═════ MATERIAL FOR THE TASK

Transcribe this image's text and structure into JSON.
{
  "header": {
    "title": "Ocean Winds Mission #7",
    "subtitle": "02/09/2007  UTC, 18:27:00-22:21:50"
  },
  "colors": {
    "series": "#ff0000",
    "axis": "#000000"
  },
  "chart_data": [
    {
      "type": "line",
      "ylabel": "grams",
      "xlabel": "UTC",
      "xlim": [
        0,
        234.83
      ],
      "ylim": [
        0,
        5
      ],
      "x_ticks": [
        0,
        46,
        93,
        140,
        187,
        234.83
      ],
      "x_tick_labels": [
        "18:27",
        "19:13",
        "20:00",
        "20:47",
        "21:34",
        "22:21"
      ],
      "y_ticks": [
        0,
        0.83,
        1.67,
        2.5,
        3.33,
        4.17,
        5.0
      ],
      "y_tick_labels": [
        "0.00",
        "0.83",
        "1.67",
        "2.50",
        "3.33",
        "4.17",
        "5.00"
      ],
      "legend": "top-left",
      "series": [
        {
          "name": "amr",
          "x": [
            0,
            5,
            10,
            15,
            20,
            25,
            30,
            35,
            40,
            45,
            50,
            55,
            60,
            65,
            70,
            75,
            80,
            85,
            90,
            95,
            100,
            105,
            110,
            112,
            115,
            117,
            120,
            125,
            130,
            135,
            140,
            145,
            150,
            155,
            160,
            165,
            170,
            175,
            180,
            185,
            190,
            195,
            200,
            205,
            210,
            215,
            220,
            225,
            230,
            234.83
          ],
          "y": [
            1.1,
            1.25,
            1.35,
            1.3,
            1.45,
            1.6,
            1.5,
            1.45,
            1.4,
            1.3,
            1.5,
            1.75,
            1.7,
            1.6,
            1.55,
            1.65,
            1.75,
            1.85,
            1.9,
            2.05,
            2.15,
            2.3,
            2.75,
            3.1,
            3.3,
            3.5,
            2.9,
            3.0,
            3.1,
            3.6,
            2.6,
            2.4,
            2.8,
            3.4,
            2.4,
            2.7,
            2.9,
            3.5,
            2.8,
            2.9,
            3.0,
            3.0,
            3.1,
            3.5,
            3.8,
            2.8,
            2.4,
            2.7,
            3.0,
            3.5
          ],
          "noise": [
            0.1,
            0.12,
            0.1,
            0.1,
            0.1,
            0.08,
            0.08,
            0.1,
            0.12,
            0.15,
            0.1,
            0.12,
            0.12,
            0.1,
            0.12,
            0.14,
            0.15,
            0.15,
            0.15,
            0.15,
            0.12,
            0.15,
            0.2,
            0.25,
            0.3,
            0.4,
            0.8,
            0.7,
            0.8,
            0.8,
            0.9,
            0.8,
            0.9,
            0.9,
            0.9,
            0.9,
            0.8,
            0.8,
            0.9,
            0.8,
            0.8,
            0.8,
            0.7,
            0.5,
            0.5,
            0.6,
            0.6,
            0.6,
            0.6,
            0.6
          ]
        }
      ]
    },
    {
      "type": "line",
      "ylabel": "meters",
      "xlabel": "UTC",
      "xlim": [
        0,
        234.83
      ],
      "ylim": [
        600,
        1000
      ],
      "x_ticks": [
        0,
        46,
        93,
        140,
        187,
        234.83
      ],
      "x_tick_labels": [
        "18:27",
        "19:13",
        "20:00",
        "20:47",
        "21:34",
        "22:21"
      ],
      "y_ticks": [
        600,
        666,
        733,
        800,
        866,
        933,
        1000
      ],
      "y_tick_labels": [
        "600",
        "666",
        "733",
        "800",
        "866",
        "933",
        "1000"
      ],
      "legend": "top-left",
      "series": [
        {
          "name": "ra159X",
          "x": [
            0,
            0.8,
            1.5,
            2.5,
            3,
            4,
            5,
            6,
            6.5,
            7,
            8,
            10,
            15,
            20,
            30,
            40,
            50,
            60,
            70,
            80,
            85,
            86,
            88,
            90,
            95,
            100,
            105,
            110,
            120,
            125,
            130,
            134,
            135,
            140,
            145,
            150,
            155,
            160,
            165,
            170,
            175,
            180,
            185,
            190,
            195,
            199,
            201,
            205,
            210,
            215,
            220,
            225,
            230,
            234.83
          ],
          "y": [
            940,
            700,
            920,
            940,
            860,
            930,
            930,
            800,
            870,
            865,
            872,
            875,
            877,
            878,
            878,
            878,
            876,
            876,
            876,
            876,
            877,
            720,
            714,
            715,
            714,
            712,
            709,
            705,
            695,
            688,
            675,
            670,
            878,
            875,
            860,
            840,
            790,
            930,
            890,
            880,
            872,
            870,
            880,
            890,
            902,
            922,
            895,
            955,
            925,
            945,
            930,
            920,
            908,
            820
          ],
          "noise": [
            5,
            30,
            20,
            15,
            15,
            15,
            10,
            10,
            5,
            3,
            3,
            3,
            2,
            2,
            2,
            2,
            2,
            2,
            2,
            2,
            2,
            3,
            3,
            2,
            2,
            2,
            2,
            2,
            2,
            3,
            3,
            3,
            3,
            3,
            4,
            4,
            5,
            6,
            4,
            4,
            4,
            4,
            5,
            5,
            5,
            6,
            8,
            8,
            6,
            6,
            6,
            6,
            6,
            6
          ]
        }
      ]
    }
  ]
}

══════════

## CHALLENGE:
Extract all the entries word for word.

## SOLUTION BELOW:
Transcribe this image's text and structure into JSON.
{
  "header": {
    "title": "Ocean Winds Mission #7",
    "subtitle": "02/09/2007  UTC, 18:27:00-22:21:50"
  },
  "colors": {
    "series": "#ff0000",
    "axis": "#000000"
  },
  "chart_data": [
    {
      "type": "line",
      "ylabel": "grams",
      "xlabel": "UTC",
      "xlim": [
        0,
        234.83
      ],
      "ylim": [
        0,
        5
      ],
      "x_ticks": [
        0,
        46,
        93,
        140,
        187,
        234.83
      ],
      "x_tick_labels": [
        "18:27",
        "19:13",
        "20:00",
        "20:47",
        "21:34",
        "22:21"
      ],
      "y_ticks": [
        0,
        0.83,
        1.67,
        2.5,
        3.33,
        4.17,
        5.0
      ],
      "y_tick_labels": [
        "0.00",
        "0.83",
        "1.67",
        "2.50",
        "3.33",
        "4.17",
        "5.00"
      ],
      "legend": "top-left",
      "series": [
        {
          "name": "amr",
          "x": [
            0,
            5,
            10,
            15,
            20,
            25,
            30,
            35,
            40,
            45,
            50,
            55,
            60,
            65,
            70,
            75,
            80,
            85,
            90,
            95,
            100,
            105,
            110,
            112,
            115,
            117,
            120,
            125,
            130,
            135,
            140,
            145,
            150,
            155,
            160,
            165,
            170,
            175,
            180,
            185,
            190,
            195,
            200,
            205,
            210,
            215,
            220,
            225,
            230,
            234.83
          ],
          "y": [
            1.1,
            1.25,
            1.35,
            1.3,
            1.45,
            1.6,
            1.5,
            1.45,
            1.4,
            1.3,
            1.5,
            1.75,
            1.7,
            1.6,
            1.55,
            1.65,
            1.75,
            1.85,
            1.9,
            2.05,
            2.15,
            2.3,
            2.75,
            3.1,
            3.3,
            3.5,
            2.9,
            3.0,
            3.1,
            3.6,
            2.6,
            2.4,
            2.8,
            3.4,
            2.4,
            2.7,
            2.9,
            3.5,
            2.8,
            2.9,
            3.0,
            3.0,
            3.1,
            3.5,
            3.8,
            2.8,
            2.4,
            2.7,
            3.0,
            3.5
          ],
          "noise": [
            0.1,
            0.12,
            0.1,
            0.1,
            0.1,
            0.08,
            0.08,
            0.1,
            0.12,
            0.15,
            0.1,
            0.12,
            0.12,
            0.1,
            0.12,
            0.14,
            0.15,
            0.15,
            0.15,
            0.15,
            0.12,
            0.15,
            0.2,
            0.25,
            0.3,
            0.4,
            0.8,
            0.7,
            0.8,
            0.8,
            0.9,
            0.8,
            0.9,
            0.9,
            0.9,
            0.9,
            0.8,
            0.8,
            0.9,
            0.8,
            0.8,
            0.8,
            0.7,
            0.5,
            0.5,
            0.6,
            0.6,
            0.6,
            0.6,
            0.6
          ]
        }
      ]
    },
    {
      "type": "line",
      "ylabel": "meters",
      "xlabel": "UTC",
      "xlim": [
        0,
        234.83
      ],
      "ylim": [
        600,
        1000
      ],
      "x_ticks": [
        0,
        46,
        93,
        140,
        187,
        234.83
      ],
      "x_tick_labels": [
        "18:27",
        "19:13",
        "20:00",
        "20:47",
        "21:34",
        "22:21"
      ],
      "y_ticks": [
        600,
        666,
        733,
        800,
        866,
        933,
        1000
      ],
      "y_tick_labels": [
        "600",
        "666",
        "733",
        "800",
        "866",
        "933",
        "1000"
      ],
      "legend": "top-left",
      "series": [
        {
          "name": "ra159X",
          "x": [
            0,
            0.8,
            1.5,
            2.5,
            3,
            4,
            5,
            6,
            6.5,
            7,
            8,
            10,
            15,
            20,
            30,
            40,
            50,
            60,
            70,
            80,
            85,
            86,
            88,
            90,
            95,
            100,
            105,
            110,
            120,
            125,
            130,
            134,
            135,
            140,
            145,
            150,
            155,
            160,
            165,
            170,
            175,
            180,
            185,
            190,
            195,
            199,
            201,
            205,
            210,
            215,
            220,
            225,
            230,
            234.83
          ],
          "y": [
            940,
            700,
            920,
            940,
            860,
            930,
            930,
            800,
            870,
            865,
            872,
            875,
            877,
            878,
            878,
            878,
            876,
            876,
            876,
            876,
            877,
            720,
            714,
            715,
            714,
            712,
            709,
            705,
            695,
            688,
            675,
            670,
            878,
            875,
            860,
            840,
            790,
            930,
            890,
            880,
            872,
            870,
            880,
            890,
            902,
            922,
            895,
            955,
            925,
            945,
            930,
            920,
            908,
            820
          ],
          "noise": [
            5,
            30,
            20,
            15,
            15,
            15,
            10,
            10,
            5,
            3,
            3,
            3,
            2,
            2,
            2,
            2,
            2,
            2,
            2,
            2,
            2,
            3,
            3,
            2,
            2,
            2,
            2,
            2,
            2,
            3,
            3,
            3,
            3,
            3,
            4,
            4,
            5,
            6,
            4,
            4,
            4,
            4,
            5,
            5,
            5,
            6,
            8,
            8,
            6,
            6,
            6,
            6,
            6,
            6
          ]
        }
      ]
    }
  ]
}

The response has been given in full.